• [Given records]
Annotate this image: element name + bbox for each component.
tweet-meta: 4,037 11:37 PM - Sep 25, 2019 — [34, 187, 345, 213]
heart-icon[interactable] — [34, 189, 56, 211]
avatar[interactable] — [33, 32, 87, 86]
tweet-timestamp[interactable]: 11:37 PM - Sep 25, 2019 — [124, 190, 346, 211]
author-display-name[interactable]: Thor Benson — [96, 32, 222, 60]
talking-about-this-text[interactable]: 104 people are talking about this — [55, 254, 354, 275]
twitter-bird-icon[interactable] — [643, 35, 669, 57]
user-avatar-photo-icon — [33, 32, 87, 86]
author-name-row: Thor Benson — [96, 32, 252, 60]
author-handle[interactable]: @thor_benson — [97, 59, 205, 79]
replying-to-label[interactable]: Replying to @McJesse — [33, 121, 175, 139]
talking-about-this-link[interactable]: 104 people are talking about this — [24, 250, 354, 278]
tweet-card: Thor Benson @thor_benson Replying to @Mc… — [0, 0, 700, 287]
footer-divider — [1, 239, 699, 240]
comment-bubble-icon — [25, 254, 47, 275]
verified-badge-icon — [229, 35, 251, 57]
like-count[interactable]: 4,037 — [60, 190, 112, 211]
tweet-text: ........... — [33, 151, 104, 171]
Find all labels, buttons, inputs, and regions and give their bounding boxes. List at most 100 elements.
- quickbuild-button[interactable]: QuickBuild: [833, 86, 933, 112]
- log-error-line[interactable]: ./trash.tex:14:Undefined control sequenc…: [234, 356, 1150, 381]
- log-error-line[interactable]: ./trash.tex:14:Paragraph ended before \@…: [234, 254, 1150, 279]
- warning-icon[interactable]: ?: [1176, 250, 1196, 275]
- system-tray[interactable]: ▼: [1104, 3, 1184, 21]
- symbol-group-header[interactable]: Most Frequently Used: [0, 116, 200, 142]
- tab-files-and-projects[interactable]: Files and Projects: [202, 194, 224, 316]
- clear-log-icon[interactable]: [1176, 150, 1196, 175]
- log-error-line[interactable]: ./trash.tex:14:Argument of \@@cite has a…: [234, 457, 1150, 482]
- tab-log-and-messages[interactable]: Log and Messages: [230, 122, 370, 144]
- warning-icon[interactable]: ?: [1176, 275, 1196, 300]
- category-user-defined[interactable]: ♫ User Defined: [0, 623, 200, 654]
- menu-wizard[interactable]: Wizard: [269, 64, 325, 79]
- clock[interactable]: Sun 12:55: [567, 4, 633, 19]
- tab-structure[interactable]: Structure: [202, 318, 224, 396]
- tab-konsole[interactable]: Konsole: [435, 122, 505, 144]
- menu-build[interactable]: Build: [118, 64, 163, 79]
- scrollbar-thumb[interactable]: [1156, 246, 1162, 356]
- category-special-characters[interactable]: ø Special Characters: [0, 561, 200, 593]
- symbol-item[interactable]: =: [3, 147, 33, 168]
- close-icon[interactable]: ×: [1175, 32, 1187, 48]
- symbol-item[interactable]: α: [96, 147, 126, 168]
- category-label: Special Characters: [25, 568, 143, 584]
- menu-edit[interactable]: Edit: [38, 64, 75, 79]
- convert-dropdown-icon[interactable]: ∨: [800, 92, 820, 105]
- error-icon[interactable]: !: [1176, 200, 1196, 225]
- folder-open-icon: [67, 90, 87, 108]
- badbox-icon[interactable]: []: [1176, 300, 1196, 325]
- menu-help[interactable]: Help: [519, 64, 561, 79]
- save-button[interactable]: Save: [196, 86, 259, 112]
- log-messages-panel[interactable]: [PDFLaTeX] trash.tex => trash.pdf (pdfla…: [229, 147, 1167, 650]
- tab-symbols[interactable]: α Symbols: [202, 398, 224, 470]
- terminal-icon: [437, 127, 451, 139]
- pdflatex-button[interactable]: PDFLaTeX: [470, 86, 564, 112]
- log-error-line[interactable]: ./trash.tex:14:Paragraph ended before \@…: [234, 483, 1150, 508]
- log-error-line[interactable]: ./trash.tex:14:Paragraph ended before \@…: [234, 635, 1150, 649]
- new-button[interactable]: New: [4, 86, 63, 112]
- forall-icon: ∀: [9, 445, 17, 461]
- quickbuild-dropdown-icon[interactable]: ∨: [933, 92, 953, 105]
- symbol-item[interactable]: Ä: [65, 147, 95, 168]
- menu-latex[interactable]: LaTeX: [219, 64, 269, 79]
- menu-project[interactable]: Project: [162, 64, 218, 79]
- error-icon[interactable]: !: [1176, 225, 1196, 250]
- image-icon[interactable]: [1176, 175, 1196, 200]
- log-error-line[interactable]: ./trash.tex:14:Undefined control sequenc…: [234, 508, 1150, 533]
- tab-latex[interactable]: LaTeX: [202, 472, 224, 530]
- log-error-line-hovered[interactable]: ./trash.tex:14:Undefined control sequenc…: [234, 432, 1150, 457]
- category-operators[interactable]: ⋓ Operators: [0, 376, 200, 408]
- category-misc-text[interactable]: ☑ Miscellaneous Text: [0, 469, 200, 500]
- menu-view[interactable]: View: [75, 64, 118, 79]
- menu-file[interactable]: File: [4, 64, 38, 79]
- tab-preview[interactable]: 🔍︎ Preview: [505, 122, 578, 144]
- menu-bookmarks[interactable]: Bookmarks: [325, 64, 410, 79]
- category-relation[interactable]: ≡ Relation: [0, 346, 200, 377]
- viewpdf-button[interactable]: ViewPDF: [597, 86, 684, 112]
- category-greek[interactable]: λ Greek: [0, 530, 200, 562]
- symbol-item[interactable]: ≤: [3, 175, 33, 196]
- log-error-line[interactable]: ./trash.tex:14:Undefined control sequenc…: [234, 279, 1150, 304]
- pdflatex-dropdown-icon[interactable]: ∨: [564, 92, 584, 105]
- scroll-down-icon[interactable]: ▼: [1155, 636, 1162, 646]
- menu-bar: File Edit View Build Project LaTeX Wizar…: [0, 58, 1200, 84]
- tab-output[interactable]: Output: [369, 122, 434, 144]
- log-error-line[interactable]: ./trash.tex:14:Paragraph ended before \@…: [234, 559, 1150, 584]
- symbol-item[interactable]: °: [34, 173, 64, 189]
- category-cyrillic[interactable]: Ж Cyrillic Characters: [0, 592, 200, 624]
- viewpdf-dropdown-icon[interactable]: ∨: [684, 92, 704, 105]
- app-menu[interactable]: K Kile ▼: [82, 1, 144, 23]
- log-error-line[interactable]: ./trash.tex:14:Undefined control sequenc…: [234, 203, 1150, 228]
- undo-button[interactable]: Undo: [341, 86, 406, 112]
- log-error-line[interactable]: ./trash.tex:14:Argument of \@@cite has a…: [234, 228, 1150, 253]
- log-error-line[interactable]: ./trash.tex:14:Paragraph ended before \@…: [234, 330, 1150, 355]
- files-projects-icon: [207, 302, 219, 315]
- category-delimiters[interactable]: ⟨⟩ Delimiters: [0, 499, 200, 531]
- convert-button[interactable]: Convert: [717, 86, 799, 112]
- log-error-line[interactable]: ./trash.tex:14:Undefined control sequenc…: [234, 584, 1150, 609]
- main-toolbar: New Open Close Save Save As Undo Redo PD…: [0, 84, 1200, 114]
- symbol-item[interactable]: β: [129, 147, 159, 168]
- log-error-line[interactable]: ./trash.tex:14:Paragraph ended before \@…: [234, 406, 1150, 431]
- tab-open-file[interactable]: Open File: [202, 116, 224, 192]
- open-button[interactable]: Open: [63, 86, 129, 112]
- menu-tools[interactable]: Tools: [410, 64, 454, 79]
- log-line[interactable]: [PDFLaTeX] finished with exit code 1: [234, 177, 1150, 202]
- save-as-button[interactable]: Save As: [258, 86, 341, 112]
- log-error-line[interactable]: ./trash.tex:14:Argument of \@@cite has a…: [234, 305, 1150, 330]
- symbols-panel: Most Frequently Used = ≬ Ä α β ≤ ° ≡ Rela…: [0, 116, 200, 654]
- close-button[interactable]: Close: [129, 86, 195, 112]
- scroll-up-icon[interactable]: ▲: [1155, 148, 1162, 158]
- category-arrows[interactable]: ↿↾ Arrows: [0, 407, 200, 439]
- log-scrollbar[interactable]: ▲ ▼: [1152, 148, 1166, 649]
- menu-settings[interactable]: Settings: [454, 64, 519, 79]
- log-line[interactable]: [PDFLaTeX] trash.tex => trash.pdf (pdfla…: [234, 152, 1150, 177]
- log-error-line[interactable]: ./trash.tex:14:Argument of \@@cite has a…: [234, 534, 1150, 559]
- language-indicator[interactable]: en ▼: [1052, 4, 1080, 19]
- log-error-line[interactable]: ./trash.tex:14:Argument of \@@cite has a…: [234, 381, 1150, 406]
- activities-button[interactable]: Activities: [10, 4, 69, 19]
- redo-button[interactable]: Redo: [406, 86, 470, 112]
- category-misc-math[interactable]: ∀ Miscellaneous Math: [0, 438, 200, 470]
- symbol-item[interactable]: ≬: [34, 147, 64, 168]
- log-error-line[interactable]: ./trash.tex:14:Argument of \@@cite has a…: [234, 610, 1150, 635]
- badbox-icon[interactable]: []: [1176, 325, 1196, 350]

• [Exercise instructions]
Retype the material exactly, starting at its first line and ending with the line that contains "author-display-name[interactable]: Thor Benson".

• [Output]
Annotate this image: element name + bbox for each component.
tweet-meta: 4,037 11:37 PM - Sep 25, 2019 — [34, 187, 345, 213]
heart-icon[interactable] — [34, 189, 56, 211]
avatar[interactable] — [33, 32, 87, 86]
tweet-timestamp[interactable]: 11:37 PM - Sep 25, 2019 — [124, 190, 346, 211]
author-display-name[interactable]: Thor Benson — [96, 32, 222, 60]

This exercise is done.